# What the exercise asks
Assemble all lines in which the string "werden" appears.

· · · ·

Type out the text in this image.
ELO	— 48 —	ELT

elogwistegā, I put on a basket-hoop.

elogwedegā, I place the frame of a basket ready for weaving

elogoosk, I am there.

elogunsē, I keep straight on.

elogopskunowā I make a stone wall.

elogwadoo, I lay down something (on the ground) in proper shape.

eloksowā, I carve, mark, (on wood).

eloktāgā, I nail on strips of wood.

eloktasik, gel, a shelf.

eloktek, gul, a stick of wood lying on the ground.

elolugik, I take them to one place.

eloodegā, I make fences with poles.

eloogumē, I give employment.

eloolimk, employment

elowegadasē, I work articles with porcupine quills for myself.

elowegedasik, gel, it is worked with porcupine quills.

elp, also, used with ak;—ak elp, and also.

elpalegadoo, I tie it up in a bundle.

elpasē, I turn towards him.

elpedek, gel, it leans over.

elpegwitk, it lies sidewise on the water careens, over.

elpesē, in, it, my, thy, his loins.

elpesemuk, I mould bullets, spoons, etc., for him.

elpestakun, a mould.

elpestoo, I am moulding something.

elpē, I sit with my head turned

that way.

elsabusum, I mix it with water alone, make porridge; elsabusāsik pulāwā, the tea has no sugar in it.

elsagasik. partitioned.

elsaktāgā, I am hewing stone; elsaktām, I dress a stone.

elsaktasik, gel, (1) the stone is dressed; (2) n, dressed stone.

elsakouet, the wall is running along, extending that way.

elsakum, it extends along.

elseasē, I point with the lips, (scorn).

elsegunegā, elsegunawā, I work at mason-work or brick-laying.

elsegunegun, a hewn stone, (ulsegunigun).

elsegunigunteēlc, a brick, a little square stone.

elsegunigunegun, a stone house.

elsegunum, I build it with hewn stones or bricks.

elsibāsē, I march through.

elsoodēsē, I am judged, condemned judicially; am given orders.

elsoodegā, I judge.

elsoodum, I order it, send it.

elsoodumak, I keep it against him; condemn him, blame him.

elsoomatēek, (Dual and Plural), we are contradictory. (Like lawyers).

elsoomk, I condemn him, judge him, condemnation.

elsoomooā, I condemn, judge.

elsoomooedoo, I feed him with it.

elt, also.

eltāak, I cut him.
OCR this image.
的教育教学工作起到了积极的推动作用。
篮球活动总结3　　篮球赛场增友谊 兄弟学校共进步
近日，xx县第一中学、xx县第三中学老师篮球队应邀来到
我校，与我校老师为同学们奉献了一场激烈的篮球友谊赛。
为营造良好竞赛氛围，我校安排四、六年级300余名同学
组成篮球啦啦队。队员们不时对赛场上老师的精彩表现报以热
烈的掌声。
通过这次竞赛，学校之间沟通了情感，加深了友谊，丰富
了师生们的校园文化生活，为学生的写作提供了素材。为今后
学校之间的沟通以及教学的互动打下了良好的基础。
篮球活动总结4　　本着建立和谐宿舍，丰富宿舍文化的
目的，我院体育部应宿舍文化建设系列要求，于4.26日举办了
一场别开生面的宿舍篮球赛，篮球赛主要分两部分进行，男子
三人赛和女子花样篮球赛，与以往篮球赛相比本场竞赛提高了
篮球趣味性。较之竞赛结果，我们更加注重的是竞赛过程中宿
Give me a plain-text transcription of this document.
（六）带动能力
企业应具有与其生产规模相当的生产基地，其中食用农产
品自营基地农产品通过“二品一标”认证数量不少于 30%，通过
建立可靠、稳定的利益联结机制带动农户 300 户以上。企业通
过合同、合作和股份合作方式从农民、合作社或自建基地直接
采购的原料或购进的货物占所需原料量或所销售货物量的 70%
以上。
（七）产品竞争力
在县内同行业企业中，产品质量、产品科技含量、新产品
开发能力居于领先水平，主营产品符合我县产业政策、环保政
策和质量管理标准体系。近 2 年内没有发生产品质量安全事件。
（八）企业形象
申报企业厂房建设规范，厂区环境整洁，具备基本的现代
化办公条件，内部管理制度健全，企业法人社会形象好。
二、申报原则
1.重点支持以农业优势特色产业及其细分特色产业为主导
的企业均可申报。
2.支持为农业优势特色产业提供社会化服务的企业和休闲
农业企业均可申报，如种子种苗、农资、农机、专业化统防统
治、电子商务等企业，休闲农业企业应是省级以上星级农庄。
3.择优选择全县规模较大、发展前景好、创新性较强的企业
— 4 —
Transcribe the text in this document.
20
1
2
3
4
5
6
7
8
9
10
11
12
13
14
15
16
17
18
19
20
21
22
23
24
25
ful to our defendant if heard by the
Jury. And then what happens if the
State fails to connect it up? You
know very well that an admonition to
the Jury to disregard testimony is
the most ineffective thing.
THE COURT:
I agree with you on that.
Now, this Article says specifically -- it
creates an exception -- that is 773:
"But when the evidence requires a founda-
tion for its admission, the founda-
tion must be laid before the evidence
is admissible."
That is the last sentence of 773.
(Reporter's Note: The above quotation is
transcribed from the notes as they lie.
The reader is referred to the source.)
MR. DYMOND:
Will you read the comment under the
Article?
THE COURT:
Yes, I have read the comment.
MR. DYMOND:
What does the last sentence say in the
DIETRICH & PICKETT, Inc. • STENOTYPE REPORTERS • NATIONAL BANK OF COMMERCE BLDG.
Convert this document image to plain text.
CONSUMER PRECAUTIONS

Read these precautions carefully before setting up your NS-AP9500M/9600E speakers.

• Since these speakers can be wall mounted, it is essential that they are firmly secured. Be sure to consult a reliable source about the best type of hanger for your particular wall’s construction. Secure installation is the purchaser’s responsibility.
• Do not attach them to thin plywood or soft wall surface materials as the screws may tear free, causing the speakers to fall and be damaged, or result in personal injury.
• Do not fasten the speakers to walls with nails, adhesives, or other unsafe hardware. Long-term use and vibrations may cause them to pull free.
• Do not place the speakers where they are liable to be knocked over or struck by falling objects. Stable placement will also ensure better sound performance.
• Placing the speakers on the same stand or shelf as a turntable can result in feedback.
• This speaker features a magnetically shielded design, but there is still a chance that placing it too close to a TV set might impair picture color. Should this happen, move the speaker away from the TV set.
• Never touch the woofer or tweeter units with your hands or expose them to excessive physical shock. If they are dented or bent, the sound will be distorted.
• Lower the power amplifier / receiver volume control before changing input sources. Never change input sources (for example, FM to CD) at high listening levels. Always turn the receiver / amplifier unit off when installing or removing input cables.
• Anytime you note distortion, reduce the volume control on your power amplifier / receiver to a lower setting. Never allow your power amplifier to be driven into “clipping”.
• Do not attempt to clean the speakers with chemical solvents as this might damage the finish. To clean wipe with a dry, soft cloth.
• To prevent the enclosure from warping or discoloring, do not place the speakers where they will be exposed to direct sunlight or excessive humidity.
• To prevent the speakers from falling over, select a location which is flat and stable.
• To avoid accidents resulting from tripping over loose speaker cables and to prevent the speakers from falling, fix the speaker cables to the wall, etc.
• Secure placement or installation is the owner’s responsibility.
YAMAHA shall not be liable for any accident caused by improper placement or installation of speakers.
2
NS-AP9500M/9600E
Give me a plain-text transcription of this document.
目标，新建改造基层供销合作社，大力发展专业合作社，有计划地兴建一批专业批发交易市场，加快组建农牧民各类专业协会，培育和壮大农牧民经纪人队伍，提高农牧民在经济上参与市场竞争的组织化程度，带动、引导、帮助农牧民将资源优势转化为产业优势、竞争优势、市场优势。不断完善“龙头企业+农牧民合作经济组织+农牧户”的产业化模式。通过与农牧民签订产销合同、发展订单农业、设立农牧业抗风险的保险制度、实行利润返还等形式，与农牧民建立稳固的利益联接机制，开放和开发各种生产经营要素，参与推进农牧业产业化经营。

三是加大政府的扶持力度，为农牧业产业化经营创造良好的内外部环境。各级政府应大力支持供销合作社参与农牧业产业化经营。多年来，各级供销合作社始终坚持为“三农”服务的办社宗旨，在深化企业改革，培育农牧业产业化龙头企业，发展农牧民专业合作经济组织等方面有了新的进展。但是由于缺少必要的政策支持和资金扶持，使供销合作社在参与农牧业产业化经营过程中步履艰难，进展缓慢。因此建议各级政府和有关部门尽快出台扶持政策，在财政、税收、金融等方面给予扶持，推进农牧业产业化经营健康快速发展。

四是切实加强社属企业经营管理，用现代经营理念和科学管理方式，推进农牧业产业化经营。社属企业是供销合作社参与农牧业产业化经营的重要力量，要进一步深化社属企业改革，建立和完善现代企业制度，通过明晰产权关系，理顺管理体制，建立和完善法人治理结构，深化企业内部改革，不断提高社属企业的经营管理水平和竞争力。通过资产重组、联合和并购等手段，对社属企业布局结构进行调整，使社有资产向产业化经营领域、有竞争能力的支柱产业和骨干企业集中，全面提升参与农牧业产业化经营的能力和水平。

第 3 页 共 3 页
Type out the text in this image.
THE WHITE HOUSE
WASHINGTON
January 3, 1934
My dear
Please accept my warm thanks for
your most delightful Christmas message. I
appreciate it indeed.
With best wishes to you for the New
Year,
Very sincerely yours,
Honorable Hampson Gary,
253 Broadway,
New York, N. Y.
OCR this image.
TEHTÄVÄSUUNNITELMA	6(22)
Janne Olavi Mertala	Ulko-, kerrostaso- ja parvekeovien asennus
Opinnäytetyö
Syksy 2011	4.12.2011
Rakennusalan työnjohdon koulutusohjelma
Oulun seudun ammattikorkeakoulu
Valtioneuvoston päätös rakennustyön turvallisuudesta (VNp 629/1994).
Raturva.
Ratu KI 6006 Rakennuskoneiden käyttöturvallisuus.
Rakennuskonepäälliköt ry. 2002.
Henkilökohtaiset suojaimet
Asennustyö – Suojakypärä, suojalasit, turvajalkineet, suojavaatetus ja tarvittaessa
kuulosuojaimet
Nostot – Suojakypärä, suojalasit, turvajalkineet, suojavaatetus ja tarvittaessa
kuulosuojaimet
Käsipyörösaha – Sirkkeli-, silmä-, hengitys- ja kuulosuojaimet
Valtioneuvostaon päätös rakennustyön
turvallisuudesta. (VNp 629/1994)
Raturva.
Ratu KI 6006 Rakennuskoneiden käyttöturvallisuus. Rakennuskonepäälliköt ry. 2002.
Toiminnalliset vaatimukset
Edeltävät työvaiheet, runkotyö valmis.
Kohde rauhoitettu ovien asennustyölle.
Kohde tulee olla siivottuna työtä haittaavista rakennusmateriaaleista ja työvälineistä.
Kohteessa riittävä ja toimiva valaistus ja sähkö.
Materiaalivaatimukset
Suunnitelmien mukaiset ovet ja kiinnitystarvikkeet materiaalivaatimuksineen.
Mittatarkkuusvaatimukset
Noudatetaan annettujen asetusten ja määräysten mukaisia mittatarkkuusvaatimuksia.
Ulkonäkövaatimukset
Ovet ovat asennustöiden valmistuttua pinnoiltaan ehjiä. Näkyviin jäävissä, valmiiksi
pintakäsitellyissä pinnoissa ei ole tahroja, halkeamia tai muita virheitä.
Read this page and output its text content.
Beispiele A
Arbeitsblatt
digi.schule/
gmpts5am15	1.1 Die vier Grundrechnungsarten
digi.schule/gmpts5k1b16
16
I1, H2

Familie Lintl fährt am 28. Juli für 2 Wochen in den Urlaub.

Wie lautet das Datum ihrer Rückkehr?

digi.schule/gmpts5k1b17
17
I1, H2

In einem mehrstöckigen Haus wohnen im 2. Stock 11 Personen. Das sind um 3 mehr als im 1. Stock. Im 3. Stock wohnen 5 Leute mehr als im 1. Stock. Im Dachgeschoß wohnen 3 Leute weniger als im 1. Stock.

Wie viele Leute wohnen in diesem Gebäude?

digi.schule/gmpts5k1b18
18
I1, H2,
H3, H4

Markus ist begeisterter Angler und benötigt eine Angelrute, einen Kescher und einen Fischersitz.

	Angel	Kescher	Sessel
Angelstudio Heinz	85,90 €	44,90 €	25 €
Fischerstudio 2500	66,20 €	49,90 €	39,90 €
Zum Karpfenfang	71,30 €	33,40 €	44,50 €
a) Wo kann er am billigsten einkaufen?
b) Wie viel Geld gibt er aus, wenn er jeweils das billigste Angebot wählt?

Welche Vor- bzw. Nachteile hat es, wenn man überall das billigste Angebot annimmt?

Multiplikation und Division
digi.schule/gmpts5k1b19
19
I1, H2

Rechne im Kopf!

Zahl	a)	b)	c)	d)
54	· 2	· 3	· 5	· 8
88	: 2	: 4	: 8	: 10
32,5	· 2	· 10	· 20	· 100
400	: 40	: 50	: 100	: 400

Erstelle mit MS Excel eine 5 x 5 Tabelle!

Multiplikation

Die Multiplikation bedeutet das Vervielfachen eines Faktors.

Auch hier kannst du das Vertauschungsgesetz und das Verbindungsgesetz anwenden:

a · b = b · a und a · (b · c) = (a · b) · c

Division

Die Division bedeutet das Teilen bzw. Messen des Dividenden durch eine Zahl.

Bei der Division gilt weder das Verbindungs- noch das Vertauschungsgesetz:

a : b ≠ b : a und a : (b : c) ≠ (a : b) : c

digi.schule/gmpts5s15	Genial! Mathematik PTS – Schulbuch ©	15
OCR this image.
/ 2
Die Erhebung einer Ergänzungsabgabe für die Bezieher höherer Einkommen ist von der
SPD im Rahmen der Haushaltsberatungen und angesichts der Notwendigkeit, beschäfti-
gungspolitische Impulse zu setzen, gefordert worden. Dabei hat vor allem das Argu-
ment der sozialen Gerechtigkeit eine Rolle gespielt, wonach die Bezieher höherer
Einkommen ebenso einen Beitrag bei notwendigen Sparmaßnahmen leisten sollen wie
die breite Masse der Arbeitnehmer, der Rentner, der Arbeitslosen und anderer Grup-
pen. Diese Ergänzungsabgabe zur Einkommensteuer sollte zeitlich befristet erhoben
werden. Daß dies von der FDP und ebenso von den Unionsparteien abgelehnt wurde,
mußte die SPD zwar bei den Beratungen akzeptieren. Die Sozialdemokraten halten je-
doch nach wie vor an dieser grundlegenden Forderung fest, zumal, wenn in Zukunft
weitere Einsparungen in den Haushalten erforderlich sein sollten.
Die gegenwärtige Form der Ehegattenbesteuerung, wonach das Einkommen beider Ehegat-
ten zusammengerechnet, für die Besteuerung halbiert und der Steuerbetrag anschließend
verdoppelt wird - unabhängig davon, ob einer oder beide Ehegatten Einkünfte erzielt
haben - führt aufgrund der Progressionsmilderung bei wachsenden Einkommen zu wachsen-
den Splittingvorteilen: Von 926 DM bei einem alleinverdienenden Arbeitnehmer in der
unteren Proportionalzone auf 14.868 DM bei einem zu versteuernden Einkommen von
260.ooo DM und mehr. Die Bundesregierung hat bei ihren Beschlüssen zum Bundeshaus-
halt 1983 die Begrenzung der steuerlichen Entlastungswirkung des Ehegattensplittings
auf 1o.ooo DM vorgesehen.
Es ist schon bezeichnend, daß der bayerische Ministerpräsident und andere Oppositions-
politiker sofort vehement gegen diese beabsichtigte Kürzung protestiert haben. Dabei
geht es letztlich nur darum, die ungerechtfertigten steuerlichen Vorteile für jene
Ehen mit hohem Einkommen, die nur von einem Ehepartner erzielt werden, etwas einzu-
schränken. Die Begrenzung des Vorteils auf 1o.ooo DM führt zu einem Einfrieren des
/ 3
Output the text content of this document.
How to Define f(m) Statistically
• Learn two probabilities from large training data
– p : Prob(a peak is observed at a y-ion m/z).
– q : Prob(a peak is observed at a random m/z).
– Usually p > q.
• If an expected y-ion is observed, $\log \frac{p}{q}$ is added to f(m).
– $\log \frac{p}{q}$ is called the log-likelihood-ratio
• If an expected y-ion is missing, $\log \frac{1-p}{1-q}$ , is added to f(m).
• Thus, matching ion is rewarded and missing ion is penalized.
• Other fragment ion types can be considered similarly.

· · · ·

# The answer
werden. Daß dies von der FDP und ebenso von den Unionsparteien abgelehnt wurde,
Ehen mit hohem Einkommen, die nur von einem Ehepartner erzielt werden, etwas einzu-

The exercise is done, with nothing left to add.